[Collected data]
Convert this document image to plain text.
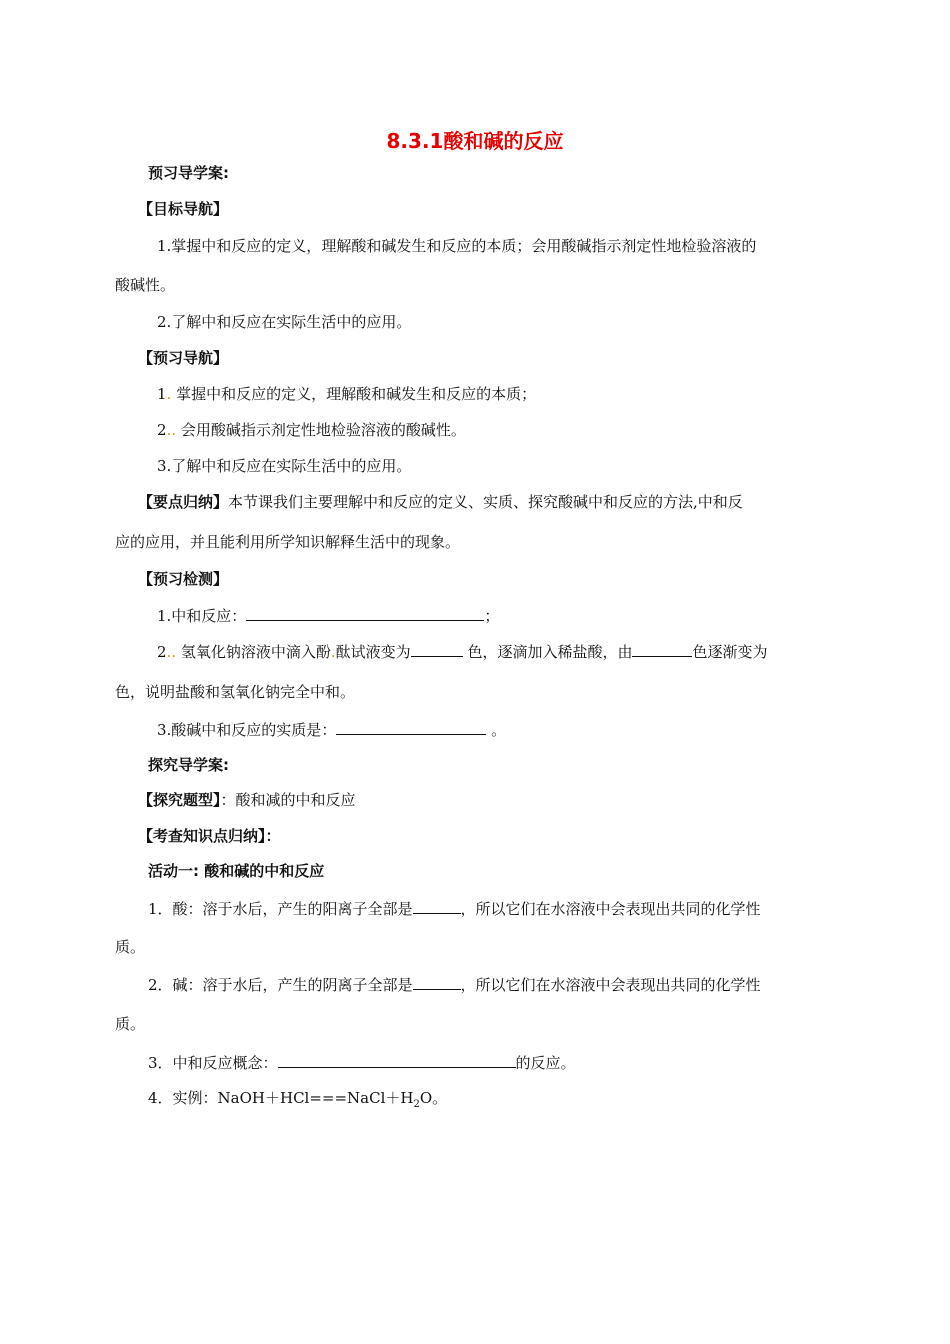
8.3.1酸和碱的反应
预习导学案:
【目标导航】
1.掌握中和反应的定义，理解酸和碱发生和反应的本质；会用酸碱指示剂定性地检验溶液的
酸碱性。
2.了解中和反应在实际生活中的应用。
【预习导航】
1. 掌握中和反应的定义，理解酸和碱发生和反应的本质；
2.. 会用酸碱指示剂定性地检验溶液的酸碱性。
3.了解中和反应在实际生活中的应用。
【要点归纳】本节课我们主要理解中和反应的定义、实质、探究酸碱中和反应的方法,中和反
应的应用，并且能利用所学知识解释生活中的现象。
【预习检测】
1.中和反应：	；
2.. 氢氧化钠溶液中滴入酚.酞试液变为	色，逐滴加入稀盐酸，由	色逐渐变为
色，说明盐酸和氢氧化钠完全中和。
3.酸碱中和反应的实质是：	。
探究导学案:
【探究题型】：酸和减的中和反应
【考查知识点归纳】：
活动一: 酸和碱的中和反应
1．酸：溶于水后，产生的阳离子全部是	，所以它们在水溶液中会表现出共同的化学性
质。
2．碱：溶于水后，产生的阴离子全部是	，所以它们在水溶液中会表现出共同的化学性
质。
3．中和反应概念：	的反应。
4．实例：$NaOH+HCl===NaCl+H_2O$。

**Aim:** Images should not appear in the copy; retype the listing above exactly.

**Exercise solution:**
Convert this document image to plain text.
8.3.1酸和碱的反应
预习导学案:
【目标导航】
1.掌握中和反应的定义，理解酸和碱发生和反应的本质；会用酸碱指示剂定性地检验溶液的
酸碱性。
2.了解中和反应在实际生活中的应用。
【预习导航】
1. 掌握中和反应的定义，理解酸和碱发生和反应的本质；
2.. 会用酸碱指示剂定性地检验溶液的酸碱性。
3.了解中和反应在实际生活中的应用。
【要点归纳】本节课我们主要理解中和反应的定义、实质、探究酸碱中和反应的方法,中和反
应的应用，并且能利用所学知识解释生活中的现象。
【预习检测】
1.中和反应：	；
2.. 氢氧化钠溶液中滴入酚.酞试液变为	色，逐滴加入稀盐酸，由	色逐渐变为
色，说明盐酸和氢氧化钠完全中和。
3.酸碱中和反应的实质是：	。
探究导学案:
【探究题型】：酸和减的中和反应
【考查知识点归纳】：
活动一: 酸和碱的中和反应
1．酸：溶于水后，产生的阳离子全部是	，所以它们在水溶液中会表现出共同的化学性
质。
2．碱：溶于水后，产生的阴离子全部是	，所以它们在水溶液中会表现出共同的化学性
质。
3．中和反应概念：	的反应。
4．实例：$NaOH+HCl===NaCl+H_2O$。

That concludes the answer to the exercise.